PASSAGE SHOWN:

Students take part in testing for depression

Dawn Throener

On a gloomy, rainy Thursday morning, counselors screened at least 37 University students to see if their dark moods constituted clinical depression.
As part of National Depression Screening Day, University Counseling and Consulting Services tested students throughout the day, referring at least 26 for follow-up treatment.
“The vast majority of students that came in were significantly depressed,” said Mary Early-Zald, one of the coordinators of the program.
The screening showed similar results to a 1998 Boynton Health Service survey. The survey showed more than one-third of University students feel sad or depressed once or more per week.
“Depression is one of the most frequently undiagnosed problems in the United States,” said Glenn Hirsch, University Counseling and Consulting Services assistant director and licensed psychologist.
The screening — sponsored by University Counseling and Consulting Services, Disabilities Services and the Minnesota Bio Brain Association — was an attempt to catch depression in its early stages.
“The longer (people) wait, the worse it gets,” said Theresa Carufel from the Minnesota Bio Brain Association, adding that with professional help, 85 percent of people suffering from depression can be treated successfully.
“Mental health is becoming the illness of the 21st century,” she said.

EXCERPTED RECORDS:
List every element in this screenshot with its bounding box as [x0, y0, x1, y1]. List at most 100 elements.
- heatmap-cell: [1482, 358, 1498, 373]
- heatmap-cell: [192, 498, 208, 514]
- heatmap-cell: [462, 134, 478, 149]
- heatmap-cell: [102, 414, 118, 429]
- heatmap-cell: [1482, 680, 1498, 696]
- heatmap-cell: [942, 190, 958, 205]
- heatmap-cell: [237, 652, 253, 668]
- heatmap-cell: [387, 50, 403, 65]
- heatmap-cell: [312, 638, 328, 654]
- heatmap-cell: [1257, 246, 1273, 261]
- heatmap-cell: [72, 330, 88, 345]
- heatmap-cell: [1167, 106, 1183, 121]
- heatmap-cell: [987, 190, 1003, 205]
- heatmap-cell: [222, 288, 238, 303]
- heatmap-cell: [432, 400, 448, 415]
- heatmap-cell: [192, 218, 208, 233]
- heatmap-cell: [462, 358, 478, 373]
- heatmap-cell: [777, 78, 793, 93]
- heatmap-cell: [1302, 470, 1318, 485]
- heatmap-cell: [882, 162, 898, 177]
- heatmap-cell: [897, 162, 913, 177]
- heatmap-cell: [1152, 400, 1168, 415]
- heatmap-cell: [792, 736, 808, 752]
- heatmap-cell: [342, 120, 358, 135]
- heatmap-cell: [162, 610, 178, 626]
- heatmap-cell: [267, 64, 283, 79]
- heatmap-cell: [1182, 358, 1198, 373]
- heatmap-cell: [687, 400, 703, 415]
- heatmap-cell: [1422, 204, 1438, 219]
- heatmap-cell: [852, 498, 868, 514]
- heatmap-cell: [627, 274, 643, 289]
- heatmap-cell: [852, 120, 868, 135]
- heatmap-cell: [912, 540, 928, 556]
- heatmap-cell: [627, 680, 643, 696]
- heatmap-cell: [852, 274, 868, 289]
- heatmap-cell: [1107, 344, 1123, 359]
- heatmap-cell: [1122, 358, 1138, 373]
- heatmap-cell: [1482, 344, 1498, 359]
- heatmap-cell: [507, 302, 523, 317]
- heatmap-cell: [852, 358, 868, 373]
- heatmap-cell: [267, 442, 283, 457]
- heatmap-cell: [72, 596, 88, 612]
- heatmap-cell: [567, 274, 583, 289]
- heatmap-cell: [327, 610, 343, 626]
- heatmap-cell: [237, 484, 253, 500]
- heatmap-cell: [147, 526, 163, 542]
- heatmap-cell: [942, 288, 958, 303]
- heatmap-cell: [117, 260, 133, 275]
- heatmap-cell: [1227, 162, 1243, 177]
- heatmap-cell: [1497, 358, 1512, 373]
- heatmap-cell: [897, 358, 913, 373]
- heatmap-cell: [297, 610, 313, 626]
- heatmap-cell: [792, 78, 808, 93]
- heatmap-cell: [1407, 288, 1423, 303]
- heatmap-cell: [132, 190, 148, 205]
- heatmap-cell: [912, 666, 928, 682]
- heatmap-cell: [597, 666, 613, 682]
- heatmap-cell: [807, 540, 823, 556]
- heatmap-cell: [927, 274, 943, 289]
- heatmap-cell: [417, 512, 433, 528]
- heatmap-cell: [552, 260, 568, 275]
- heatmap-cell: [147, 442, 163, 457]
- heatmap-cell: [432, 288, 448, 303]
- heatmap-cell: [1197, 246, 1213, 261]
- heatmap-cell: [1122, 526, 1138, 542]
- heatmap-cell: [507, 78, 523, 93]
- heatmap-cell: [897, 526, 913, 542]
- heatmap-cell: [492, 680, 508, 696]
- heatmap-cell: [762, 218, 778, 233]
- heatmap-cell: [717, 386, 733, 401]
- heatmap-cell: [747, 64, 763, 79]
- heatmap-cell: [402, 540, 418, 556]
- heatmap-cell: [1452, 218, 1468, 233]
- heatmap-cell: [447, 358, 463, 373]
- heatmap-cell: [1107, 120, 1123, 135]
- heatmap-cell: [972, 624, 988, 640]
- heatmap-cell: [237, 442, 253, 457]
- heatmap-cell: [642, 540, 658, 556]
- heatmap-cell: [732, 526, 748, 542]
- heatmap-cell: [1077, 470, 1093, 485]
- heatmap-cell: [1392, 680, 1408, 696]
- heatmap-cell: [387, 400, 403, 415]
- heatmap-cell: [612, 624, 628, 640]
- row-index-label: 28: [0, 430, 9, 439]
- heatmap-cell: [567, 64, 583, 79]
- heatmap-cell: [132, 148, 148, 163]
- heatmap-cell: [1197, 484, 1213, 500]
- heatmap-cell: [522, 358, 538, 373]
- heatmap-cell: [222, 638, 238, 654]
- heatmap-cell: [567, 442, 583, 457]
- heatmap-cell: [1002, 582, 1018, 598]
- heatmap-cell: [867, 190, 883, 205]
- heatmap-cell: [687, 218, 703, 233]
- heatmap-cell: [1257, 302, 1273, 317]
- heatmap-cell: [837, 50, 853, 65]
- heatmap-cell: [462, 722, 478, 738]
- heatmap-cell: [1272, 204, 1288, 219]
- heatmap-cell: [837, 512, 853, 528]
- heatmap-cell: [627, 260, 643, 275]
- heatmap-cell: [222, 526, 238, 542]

TRY IT:
Answer these questions using the article on depression screening:
(a) How many students did counselors refer for follow-up treatment?
(b) What share of University students did the 1998 Boynton Health Service survey find feel sad or depressed once or more per week?
(c) What percentage of people suffering from depression can be treated successfully with professional help, according to Theresa Carufel?

EXERCISE RESULT:
(a) At least 26
(b) More than one-third
(c) 85 percent